+++ Data supplied +++

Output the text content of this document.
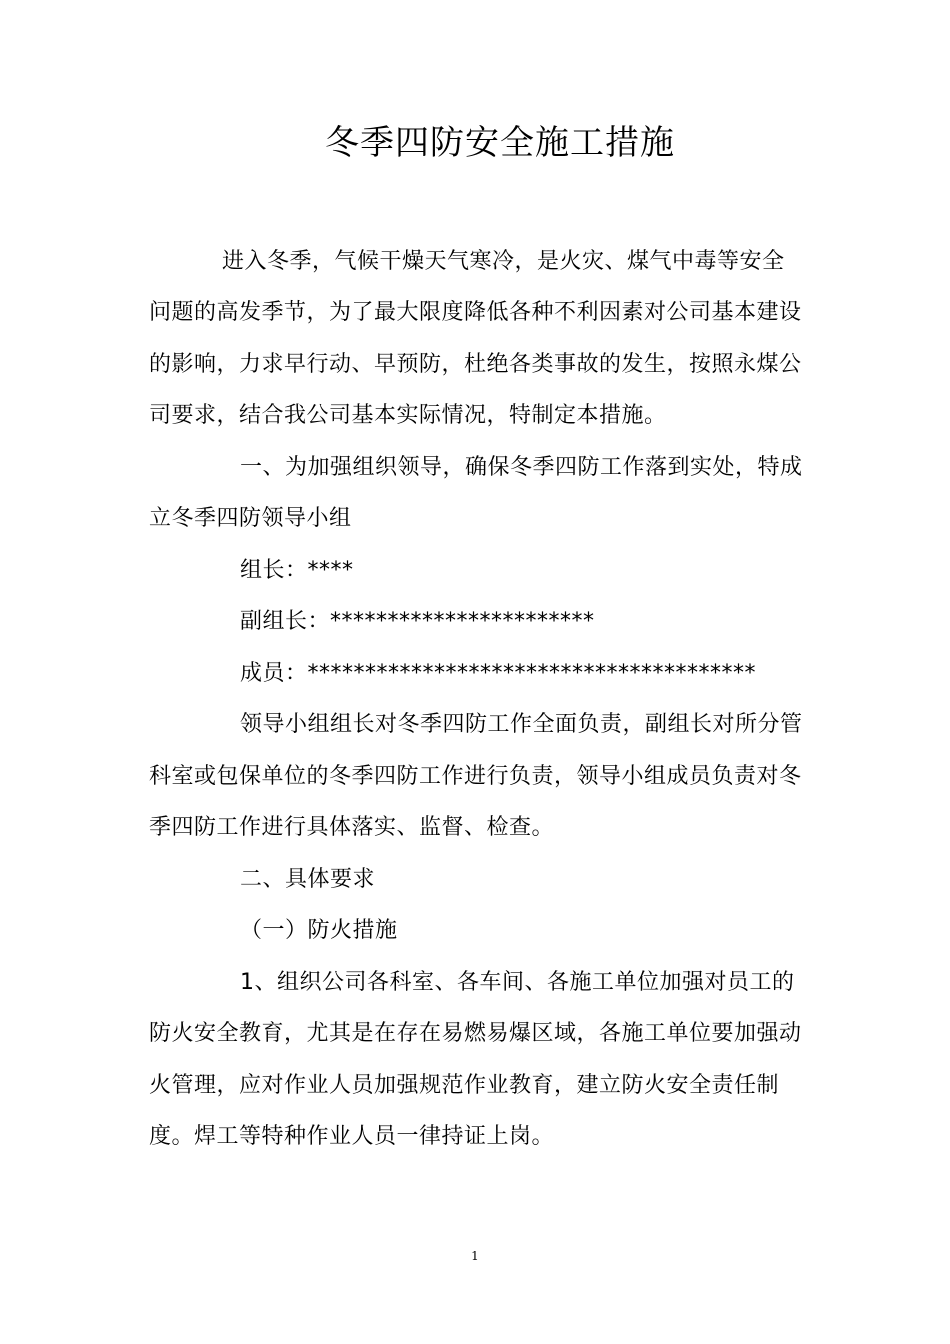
冬季四防安全施工措施
进入冬季，气候干燥天气寒冷，是火灾、煤气中毒等安全
问题的高发季节，为了最大限度降低各种不利因素对公司基本建设
的影响，力求早行动、早预防，杜绝各类事故的发生，按照永煤公
司要求，结合我公司基本实际情况，特制定本措施。
一、为加强组织领导，确保冬季四防工作落到实处，特成
立冬季四防领导小组
组长：****
副组长：***********************
成员：***************************************
领导小组组长对冬季四防工作全面负责，副组长对所分管
科室或包保单位的冬季四防工作进行负责，领导小组成员负责对冬
季四防工作进行具体落实、监督、检查。
二、具体要求
（一）防火措施
1、组织公司各科室、各车间、各施工单位加强对员工的
防火安全教育，尤其是在存在易燃易爆区域，各施工单位要加强动
火管理，应对作业人员加强规范作业教育，建立防火安全责任制
度。焊工等特种作业人员一律持证上岗。
1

+++

• [To do]:
Every entry must be reproduced exactly, with the images left out.

• [Task result]:
Output the text content of this document.
冬季四防安全施工措施
进入冬季，气候干燥天气寒冷，是火灾、煤气中毒等安全
问题的高发季节，为了最大限度降低各种不利因素对公司基本建设
的影响，力求早行动、早预防，杜绝各类事故的发生，按照永煤公
司要求，结合我公司基本实际情况，特制定本措施。
一、为加强组织领导，确保冬季四防工作落到实处，特成
立冬季四防领导小组
组长：****
副组长：***********************
成员：***************************************
领导小组组长对冬季四防工作全面负责，副组长对所分管
科室或包保单位的冬季四防工作进行负责，领导小组成员负责对冬
季四防工作进行具体落实、监督、检查。
二、具体要求
（一）防火措施
1、组织公司各科室、各车间、各施工单位加强对员工的
防火安全教育，尤其是在存在易燃易爆区域，各施工单位要加强动
火管理，应对作业人员加强规范作业教育，建立防火安全责任制
度。焊工等特种作业人员一律持证上岗。
1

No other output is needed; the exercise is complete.